Problem to work on: Look through the listing below and work out how many of its lines hold the word "муниципальных". Give only the number.
===============
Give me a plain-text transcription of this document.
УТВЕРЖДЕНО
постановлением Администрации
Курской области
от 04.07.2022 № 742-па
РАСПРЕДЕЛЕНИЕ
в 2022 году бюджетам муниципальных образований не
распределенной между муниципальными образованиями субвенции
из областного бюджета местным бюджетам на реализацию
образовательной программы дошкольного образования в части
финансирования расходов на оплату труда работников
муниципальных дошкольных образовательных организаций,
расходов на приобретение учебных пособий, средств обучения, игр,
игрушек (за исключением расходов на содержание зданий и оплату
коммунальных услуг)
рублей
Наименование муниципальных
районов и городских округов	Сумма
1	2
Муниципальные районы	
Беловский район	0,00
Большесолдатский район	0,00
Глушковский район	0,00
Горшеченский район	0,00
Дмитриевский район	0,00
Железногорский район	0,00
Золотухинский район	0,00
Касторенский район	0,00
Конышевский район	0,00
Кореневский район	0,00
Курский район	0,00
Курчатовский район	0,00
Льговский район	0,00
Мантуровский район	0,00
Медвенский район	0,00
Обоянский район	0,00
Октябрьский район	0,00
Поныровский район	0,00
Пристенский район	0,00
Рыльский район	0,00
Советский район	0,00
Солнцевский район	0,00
===============
Answer to the task: 3